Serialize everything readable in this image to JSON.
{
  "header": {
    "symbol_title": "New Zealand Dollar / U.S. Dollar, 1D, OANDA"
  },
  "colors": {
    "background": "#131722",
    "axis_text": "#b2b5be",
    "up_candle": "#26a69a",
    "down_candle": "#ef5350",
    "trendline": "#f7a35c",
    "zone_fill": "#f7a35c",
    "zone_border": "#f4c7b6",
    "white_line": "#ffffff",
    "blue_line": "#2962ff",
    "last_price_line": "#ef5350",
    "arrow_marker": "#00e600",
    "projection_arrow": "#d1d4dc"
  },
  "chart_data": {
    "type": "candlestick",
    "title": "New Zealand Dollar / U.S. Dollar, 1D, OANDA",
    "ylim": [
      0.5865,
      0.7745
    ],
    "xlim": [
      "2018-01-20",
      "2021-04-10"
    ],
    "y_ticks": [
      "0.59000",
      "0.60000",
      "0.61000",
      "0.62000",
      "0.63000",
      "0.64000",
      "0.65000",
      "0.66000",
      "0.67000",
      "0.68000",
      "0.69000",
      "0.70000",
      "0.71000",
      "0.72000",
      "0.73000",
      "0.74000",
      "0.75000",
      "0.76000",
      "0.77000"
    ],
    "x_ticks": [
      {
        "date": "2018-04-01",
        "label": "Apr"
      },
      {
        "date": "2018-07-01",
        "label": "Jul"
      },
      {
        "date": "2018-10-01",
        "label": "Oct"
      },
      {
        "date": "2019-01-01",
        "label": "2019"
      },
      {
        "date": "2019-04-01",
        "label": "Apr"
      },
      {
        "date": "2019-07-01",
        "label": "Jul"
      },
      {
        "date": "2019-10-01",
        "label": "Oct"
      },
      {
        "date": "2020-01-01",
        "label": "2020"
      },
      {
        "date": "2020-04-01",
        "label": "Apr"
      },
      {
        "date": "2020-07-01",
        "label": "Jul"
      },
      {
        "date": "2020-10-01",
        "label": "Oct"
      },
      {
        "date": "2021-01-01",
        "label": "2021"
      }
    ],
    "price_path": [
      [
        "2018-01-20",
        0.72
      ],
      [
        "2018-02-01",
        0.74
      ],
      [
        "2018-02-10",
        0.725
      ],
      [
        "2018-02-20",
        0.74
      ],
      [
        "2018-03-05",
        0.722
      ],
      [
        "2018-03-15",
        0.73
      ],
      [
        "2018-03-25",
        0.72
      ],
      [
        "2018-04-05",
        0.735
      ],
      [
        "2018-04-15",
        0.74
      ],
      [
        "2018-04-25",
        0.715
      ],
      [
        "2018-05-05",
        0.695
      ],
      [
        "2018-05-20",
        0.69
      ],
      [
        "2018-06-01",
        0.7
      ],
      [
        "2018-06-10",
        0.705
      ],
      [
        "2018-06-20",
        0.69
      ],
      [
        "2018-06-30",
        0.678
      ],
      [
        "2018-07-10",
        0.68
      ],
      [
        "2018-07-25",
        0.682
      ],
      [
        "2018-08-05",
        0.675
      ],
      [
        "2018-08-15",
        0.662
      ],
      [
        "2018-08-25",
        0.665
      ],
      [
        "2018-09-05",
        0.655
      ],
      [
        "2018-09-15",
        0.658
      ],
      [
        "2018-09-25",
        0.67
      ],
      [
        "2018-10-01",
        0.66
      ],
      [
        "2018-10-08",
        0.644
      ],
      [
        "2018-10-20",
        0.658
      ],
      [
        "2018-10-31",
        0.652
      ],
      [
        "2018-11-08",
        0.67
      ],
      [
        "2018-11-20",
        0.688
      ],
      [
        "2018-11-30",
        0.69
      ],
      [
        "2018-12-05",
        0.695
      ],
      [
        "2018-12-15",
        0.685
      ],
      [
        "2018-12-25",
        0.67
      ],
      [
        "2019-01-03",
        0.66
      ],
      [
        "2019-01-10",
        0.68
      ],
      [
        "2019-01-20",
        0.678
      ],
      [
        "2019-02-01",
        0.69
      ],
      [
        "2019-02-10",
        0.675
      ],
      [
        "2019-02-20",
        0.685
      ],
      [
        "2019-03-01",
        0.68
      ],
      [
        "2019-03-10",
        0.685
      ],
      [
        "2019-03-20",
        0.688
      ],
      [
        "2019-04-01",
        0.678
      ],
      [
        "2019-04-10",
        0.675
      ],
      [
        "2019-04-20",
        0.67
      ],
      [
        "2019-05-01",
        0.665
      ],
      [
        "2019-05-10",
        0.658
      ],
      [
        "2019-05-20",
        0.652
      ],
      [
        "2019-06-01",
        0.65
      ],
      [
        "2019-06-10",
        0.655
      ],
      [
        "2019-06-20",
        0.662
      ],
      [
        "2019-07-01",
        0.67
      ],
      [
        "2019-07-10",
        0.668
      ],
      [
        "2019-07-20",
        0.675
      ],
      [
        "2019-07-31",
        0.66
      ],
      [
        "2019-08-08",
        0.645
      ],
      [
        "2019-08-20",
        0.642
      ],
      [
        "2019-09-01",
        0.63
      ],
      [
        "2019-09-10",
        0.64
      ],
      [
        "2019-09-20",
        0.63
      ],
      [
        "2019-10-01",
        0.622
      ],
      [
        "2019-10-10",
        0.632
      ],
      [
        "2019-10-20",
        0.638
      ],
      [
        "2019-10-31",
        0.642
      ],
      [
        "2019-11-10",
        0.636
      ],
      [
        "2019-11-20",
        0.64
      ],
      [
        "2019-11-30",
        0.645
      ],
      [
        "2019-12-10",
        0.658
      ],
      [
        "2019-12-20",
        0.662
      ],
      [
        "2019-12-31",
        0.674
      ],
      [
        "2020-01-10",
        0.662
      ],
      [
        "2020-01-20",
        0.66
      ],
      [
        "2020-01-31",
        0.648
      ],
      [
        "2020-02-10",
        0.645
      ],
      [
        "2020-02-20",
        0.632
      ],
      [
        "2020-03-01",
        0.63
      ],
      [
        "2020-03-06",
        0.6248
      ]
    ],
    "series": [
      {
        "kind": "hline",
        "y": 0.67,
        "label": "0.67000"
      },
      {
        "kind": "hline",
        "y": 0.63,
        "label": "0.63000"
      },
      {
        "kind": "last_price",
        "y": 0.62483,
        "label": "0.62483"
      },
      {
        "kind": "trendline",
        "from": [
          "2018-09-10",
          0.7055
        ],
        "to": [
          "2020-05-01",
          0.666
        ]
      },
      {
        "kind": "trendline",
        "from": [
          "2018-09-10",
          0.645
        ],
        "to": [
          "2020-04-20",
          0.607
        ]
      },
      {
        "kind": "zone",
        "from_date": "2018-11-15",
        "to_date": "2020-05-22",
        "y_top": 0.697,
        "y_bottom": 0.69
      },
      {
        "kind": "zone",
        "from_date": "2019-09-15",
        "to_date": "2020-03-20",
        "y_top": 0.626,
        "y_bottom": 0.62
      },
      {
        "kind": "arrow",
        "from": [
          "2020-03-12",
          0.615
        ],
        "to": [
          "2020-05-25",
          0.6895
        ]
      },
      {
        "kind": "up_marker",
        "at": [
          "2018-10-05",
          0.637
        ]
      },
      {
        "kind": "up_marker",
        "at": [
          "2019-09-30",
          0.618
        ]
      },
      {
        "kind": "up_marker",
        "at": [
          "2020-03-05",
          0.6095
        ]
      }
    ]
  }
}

────

OBJECTIVE >>
Faithfully reproduce all of the records, character for character.

EXERCISE RESPONSE >>
Serialize everything readable in this image to JSON.
{
  "header": {
    "symbol_title": "New Zealand Dollar / U.S. Dollar, 1D, OANDA"
  },
  "colors": {
    "background": "#131722",
    "axis_text": "#b2b5be",
    "up_candle": "#26a69a",
    "down_candle": "#ef5350",
    "trendline": "#f7a35c",
    "zone_fill": "#f7a35c",
    "zone_border": "#f4c7b6",
    "white_line": "#ffffff",
    "blue_line": "#2962ff",
    "last_price_line": "#ef5350",
    "arrow_marker": "#00e600",
    "projection_arrow": "#d1d4dc"
  },
  "chart_data": {
    "type": "candlestick",
    "title": "New Zealand Dollar / U.S. Dollar, 1D, OANDA",
    "ylim": [
      0.5865,
      0.7745
    ],
    "xlim": [
      "2018-01-20",
      "2021-04-10"
    ],
    "y_ticks": [
      "0.59000",
      "0.60000",
      "0.61000",
      "0.62000",
      "0.63000",
      "0.64000",
      "0.65000",
      "0.66000",
      "0.67000",
      "0.68000",
      "0.69000",
      "0.70000",
      "0.71000",
      "0.72000",
      "0.73000",
      "0.74000",
      "0.75000",
      "0.76000",
      "0.77000"
    ],
    "x_ticks": [
      {
        "date": "2018-04-01",
        "label": "Apr"
      },
      {
        "date": "2018-07-01",
        "label": "Jul"
      },
      {
        "date": "2018-10-01",
        "label": "Oct"
      },
      {
        "date": "2019-01-01",
        "label": "2019"
      },
      {
        "date": "2019-04-01",
        "label": "Apr"
      },
      {
        "date": "2019-07-01",
        "label": "Jul"
      },
      {
        "date": "2019-10-01",
        "label": "Oct"
      },
      {
        "date": "2020-01-01",
        "label": "2020"
      },
      {
        "date": "2020-04-01",
        "label": "Apr"
      },
      {
        "date": "2020-07-01",
        "label": "Jul"
      },
      {
        "date": "2020-10-01",
        "label": "Oct"
      },
      {
        "date": "2021-01-01",
        "label": "2021"
      }
    ],
    "price_path": [
      [
        "2018-01-20",
        0.72
      ],
      [
        "2018-02-01",
        0.74
      ],
      [
        "2018-02-10",
        0.725
      ],
      [
        "2018-02-20",
        0.74
      ],
      [
        "2018-03-05",
        0.722
      ],
      [
        "2018-03-15",
        0.73
      ],
      [
        "2018-03-25",
        0.72
      ],
      [
        "2018-04-05",
        0.735
      ],
      [
        "2018-04-15",
        0.74
      ],
      [
        "2018-04-25",
        0.715
      ],
      [
        "2018-05-05",
        0.695
      ],
      [
        "2018-05-20",
        0.69
      ],
      [
        "2018-06-01",
        0.7
      ],
      [
        "2018-06-10",
        0.705
      ],
      [
        "2018-06-20",
        0.69
      ],
      [
        "2018-06-30",
        0.678
      ],
      [
        "2018-07-10",
        0.68
      ],
      [
        "2018-07-25",
        0.682
      ],
      [
        "2018-08-05",
        0.675
      ],
      [
        "2018-08-15",
        0.662
      ],
      [
        "2018-08-25",
        0.665
      ],
      [
        "2018-09-05",
        0.655
      ],
      [
        "2018-09-15",
        0.658
      ],
      [
        "2018-09-25",
        0.67
      ],
      [
        "2018-10-01",
        0.66
      ],
      [
        "2018-10-08",
        0.644
      ],
      [
        "2018-10-20",
        0.658
      ],
      [
        "2018-10-31",
        0.652
      ],
      [
        "2018-11-08",
        0.67
      ],
      [
        "2018-11-20",
        0.688
      ],
      [
        "2018-11-30",
        0.69
      ],
      [
        "2018-12-05",
        0.695
      ],
      [
        "2018-12-15",
        0.685
      ],
      [
        "2018-12-25",
        0.67
      ],
      [
        "2019-01-03",
        0.66
      ],
      [
        "2019-01-10",
        0.68
      ],
      [
        "2019-01-20",
        0.678
      ],
      [
        "2019-02-01",
        0.69
      ],
      [
        "2019-02-10",
        0.675
      ],
      [
        "2019-02-20",
        0.685
      ],
      [
        "2019-03-01",
        0.68
      ],
      [
        "2019-03-10",
        0.685
      ],
      [
        "2019-03-20",
        0.688
      ],
      [
        "2019-04-01",
        0.678
      ],
      [
        "2019-04-10",
        0.675
      ],
      [
        "2019-04-20",
        0.67
      ],
      [
        "2019-05-01",
        0.665
      ],
      [
        "2019-05-10",
        0.658
      ],
      [
        "2019-05-20",
        0.652
      ],
      [
        "2019-06-01",
        0.65
      ],
      [
        "2019-06-10",
        0.655
      ],
      [
        "2019-06-20",
        0.662
      ],
      [
        "2019-07-01",
        0.67
      ],
      [
        "2019-07-10",
        0.668
      ],
      [
        "2019-07-20",
        0.675
      ],
      [
        "2019-07-31",
        0.66
      ],
      [
        "2019-08-08",
        0.645
      ],
      [
        "2019-08-20",
        0.642
      ],
      [
        "2019-09-01",
        0.63
      ],
      [
        "2019-09-10",
        0.64
      ],
      [
        "2019-09-20",
        0.63
      ],
      [
        "2019-10-01",
        0.622
      ],
      [
        "2019-10-10",
        0.632
      ],
      [
        "2019-10-20",
        0.638
      ],
      [
        "2019-10-31",
        0.642
      ],
      [
        "2019-11-10",
        0.636
      ],
      [
        "2019-11-20",
        0.64
      ],
      [
        "2019-11-30",
        0.645
      ],
      [
        "2019-12-10",
        0.658
      ],
      [
        "2019-12-20",
        0.662
      ],
      [
        "2019-12-31",
        0.674
      ],
      [
        "2020-01-10",
        0.662
      ],
      [
        "2020-01-20",
        0.66
      ],
      [
        "2020-01-31",
        0.648
      ],
      [
        "2020-02-10",
        0.645
      ],
      [
        "2020-02-20",
        0.632
      ],
      [
        "2020-03-01",
        0.63
      ],
      [
        "2020-03-06",
        0.6248
      ]
    ],
    "series": [
      {
        "kind": "hline",
        "y": 0.67,
        "label": "0.67000"
      },
      {
        "kind": "hline",
        "y": 0.63,
        "label": "0.63000"
      },
      {
        "kind": "last_price",
        "y": 0.62483,
        "label": "0.62483"
      },
      {
        "kind": "trendline",
        "from": [
          "2018-09-10",
          0.7055
        ],
        "to": [
          "2020-05-01",
          0.666
        ]
      },
      {
        "kind": "trendline",
        "from": [
          "2018-09-10",
          0.645
        ],
        "to": [
          "2020-04-20",
          0.607
        ]
      },
      {
        "kind": "zone",
        "from_date": "2018-11-15",
        "to_date": "2020-05-22",
        "y_top": 0.697,
        "y_bottom": 0.69
      },
      {
        "kind": "zone",
        "from_date": "2019-09-15",
        "to_date": "2020-03-20",
        "y_top": 0.626,
        "y_bottom": 0.62
      },
      {
        "kind": "arrow",
        "from": [
          "2020-03-12",
          0.615
        ],
        "to": [
          "2020-05-25",
          0.6895
        ]
      },
      {
        "kind": "up_marker",
        "at": [
          "2018-10-05",
          0.637
        ]
      },
      {
        "kind": "up_marker",
        "at": [
          "2019-09-30",
          0.618
        ]
      },
      {
        "kind": "up_marker",
        "at": [
          "2020-03-05",
          0.6095
        ]
      }
    ]
  }
}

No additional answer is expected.